Page extract =>

┏━━

5. The fault detection circuit of claim 1, further comprising means
for selectively and sequentially enabling each of the heating
circuits on a mutually exclusive basis and for determining whether
current is conducted to the enabled heating circuit to determine
the operational integrity of each one of the heating circuits.
6. The fault detection circuit of claim 1, further comprising
display means for indicating thereon whether a fault condition
exists in relation to the print head.
7. The fault detection circuit of claim 1, further comprising a
display device for indicating thereon whether a fault condition is
associated with the print head and the identity of heating circuits
which have been found defective.
8. The fault detection circuit of claim 1 further comprising a
Zener diode in said constant current source for controlling said
constant source to deliver said substantially constant current.
Description
BACKGROUND OF THE INVENTION
The present invention relates to a thermal print head and more
particularly to a fault detection circuit adapted for detecting and
isolating failures or faults in any of the heating elements or
heating circuits contained in the thermal print head.
Conventional print heads of thermal printers contain a plurality of
heating circuits, each comprised of a heating element and a gating
circuit for controlling when electrical current passes through the
heating element. Each gating circuit typically contains
transistors, logic gates and the like. A failure in any one
component of any given heating circuit will disable part of the dot
matrix pattern that is output during printing, rendering the print
head nonfunctional. The most frequent cause for failures results
from circuit line breakage in the heating elements.
It has been proposed, as described for example in Japanese
Laid-Open Patent Application No. 58 (1983) - 28391, to sequentially
direct a low test current that is not high enough for printing,
through each of the heating circuits. According to the method, a
fault is detected if the current does not pass through any one of
the heating circuits. The method is implemented with the aid of
resistors having a low resistance value which are connected in
series between the heating circuits and a common terminal side of
the print head. When current is sequentially supplied to each of
the heating circuits, a voltage across the resistors is sensed to
determine whether current has passed through the heating
circuits.

┗━━

Problems =>
[A] List the claim numbers that appear in the print head patent extract.
[B] Please repeat the print head patent extract word for word, starting at "Description" and ending at "thermal print head.".
[C] According to the print head patent extract, what most frequently causes failures?

Information shown =>
┏━━

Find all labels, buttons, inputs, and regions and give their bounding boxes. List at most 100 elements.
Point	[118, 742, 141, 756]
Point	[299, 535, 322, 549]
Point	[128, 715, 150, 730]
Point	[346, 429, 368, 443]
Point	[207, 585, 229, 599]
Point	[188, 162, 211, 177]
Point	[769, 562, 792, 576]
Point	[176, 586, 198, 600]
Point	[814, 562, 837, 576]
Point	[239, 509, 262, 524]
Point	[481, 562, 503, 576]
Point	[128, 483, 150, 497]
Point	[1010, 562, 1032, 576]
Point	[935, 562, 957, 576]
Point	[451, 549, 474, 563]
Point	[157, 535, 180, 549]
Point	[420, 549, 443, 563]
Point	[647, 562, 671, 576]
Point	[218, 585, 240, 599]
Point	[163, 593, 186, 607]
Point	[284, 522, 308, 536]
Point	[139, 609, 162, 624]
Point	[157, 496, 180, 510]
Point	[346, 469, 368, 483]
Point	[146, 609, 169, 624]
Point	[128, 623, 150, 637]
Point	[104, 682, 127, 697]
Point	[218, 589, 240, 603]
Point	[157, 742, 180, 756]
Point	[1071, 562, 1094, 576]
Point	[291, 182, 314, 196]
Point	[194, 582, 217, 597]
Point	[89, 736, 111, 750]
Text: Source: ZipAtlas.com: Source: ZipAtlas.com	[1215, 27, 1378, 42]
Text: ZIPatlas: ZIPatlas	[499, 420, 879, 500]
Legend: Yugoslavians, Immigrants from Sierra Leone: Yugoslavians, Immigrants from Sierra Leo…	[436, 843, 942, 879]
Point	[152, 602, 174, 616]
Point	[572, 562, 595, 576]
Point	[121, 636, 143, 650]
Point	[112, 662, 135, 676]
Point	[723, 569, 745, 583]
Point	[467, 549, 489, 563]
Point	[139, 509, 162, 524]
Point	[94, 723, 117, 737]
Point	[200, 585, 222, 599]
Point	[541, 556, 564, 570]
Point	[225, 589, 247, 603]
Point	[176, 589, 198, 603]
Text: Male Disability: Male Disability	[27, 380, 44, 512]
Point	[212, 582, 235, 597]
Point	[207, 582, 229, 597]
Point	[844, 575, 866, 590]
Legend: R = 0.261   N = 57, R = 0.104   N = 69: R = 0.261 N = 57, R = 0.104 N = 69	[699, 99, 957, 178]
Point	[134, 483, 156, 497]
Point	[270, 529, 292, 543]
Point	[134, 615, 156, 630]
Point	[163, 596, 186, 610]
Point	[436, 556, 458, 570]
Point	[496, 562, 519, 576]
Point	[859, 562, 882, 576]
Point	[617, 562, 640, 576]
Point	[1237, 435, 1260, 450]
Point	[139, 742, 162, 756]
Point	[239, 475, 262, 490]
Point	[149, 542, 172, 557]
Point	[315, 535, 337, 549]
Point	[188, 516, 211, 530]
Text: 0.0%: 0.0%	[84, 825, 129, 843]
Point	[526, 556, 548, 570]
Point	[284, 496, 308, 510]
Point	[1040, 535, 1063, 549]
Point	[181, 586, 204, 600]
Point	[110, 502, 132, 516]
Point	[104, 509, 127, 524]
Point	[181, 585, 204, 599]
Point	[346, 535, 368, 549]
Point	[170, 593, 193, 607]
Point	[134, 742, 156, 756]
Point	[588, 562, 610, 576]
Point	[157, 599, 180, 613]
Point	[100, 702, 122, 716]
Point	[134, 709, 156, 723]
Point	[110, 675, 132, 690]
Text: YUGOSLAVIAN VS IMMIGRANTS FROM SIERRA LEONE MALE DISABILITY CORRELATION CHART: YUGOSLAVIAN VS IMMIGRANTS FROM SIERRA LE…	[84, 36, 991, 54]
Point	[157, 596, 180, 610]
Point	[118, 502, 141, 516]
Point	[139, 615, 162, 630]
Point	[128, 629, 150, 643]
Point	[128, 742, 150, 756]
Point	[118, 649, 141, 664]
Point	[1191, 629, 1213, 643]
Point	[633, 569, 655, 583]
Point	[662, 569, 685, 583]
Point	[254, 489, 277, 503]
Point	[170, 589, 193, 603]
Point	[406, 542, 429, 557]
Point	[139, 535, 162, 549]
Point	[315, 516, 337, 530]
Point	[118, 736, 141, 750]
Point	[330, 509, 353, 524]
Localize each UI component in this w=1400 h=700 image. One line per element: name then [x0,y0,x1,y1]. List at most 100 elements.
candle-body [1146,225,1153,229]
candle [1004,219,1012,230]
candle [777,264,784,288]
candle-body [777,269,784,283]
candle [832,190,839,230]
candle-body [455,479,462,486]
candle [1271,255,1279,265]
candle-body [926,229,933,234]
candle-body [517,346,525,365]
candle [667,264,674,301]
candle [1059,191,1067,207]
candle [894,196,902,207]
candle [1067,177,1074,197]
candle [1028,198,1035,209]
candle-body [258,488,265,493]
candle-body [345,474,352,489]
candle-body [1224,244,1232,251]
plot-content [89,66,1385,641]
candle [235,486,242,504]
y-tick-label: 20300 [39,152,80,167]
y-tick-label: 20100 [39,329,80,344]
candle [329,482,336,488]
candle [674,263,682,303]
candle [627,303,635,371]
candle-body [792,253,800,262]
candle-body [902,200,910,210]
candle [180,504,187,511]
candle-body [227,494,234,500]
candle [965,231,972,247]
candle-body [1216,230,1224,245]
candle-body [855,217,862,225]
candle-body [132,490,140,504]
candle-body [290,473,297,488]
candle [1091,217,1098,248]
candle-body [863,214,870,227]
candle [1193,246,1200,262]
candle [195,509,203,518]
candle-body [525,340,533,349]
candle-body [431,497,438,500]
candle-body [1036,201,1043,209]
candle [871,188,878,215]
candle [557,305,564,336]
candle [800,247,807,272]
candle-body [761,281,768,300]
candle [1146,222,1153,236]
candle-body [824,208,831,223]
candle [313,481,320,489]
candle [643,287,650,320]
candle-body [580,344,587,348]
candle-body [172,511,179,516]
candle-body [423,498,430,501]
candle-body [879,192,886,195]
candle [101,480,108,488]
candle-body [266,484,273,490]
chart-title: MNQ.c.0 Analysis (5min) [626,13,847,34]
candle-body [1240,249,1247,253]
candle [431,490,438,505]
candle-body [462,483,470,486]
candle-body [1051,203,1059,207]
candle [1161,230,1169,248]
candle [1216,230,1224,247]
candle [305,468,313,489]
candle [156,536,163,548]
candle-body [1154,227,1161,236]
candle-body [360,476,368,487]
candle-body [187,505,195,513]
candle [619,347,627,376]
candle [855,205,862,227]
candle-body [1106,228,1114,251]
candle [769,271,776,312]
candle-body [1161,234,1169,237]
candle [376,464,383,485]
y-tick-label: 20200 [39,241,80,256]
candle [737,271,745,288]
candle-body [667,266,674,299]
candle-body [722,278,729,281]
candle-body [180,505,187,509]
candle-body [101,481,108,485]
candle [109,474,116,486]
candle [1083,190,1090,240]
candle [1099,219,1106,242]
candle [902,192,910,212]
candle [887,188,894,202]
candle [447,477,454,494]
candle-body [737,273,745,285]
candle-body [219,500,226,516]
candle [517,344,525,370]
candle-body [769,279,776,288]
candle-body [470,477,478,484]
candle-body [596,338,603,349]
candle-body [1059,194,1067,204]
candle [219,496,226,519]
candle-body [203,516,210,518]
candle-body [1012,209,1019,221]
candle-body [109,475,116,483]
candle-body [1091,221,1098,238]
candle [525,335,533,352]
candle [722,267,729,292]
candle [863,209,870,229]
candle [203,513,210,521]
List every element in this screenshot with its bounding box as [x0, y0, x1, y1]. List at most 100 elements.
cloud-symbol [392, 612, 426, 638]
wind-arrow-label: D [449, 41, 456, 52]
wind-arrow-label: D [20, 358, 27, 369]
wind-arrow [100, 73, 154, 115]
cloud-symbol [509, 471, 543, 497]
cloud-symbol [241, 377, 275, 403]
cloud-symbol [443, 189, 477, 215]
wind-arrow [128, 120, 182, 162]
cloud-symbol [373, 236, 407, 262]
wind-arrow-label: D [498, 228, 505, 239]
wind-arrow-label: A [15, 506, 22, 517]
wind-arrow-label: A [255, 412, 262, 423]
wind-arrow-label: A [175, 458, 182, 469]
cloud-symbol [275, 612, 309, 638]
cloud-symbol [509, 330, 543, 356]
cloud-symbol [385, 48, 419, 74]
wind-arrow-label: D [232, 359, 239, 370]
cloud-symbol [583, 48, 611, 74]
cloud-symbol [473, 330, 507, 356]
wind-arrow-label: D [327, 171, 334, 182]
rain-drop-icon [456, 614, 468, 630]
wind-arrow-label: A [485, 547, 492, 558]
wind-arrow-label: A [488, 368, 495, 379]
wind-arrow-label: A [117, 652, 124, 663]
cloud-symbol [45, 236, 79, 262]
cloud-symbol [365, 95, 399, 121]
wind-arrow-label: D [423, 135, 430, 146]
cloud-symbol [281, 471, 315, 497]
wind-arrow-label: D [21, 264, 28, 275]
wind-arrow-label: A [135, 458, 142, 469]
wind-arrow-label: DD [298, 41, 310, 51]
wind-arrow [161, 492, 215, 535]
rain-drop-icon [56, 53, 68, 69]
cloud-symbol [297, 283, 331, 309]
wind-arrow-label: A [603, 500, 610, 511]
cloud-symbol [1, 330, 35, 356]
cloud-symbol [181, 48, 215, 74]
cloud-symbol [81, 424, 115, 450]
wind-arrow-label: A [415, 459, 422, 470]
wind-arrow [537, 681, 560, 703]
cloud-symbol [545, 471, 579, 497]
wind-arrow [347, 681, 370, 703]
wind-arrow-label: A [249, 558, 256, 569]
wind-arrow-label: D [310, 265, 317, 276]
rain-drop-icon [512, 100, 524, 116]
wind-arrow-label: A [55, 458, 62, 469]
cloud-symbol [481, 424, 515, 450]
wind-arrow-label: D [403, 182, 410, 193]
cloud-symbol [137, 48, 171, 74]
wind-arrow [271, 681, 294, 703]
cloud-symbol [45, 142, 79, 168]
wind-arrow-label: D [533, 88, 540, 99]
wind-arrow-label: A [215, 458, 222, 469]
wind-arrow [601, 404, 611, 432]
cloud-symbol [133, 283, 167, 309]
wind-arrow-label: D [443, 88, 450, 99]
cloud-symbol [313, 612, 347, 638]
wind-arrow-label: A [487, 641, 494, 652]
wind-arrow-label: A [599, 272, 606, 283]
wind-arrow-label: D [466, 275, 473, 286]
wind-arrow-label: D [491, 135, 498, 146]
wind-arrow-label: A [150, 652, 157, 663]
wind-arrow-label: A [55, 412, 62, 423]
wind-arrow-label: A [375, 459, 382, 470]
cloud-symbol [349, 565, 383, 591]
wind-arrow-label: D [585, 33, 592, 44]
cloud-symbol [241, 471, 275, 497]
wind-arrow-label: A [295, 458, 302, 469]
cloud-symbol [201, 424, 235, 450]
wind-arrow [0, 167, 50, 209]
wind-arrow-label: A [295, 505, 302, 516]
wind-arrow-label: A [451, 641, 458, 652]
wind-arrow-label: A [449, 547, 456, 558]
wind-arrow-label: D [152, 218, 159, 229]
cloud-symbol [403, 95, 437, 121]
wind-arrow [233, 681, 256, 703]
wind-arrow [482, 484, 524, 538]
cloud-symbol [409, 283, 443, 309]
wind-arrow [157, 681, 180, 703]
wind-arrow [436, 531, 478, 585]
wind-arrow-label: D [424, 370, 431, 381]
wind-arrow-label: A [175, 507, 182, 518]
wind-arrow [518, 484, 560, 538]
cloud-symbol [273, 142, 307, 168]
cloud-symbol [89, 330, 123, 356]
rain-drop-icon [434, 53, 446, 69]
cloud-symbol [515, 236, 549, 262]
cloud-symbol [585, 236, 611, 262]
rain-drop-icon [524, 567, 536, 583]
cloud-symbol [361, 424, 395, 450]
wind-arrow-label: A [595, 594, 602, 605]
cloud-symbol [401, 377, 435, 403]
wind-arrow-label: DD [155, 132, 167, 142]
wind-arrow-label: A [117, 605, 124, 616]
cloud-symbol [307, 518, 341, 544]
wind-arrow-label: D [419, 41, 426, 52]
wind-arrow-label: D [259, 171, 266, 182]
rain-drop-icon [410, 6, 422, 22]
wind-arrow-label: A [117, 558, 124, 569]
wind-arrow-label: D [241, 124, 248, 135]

┗━━

Answers =>
[A] 5, 6, 7, 8

[B]
Description
BACKGROUND OF THE INVENTION
The present invention relates to a thermal print head and more
particularly to a fault detection circuit adapted for detecting and
isolating failures or faults in any of the heating elements or
heating circuits contained in the thermal print head.

[C] Circuit line breakage in the heating elements.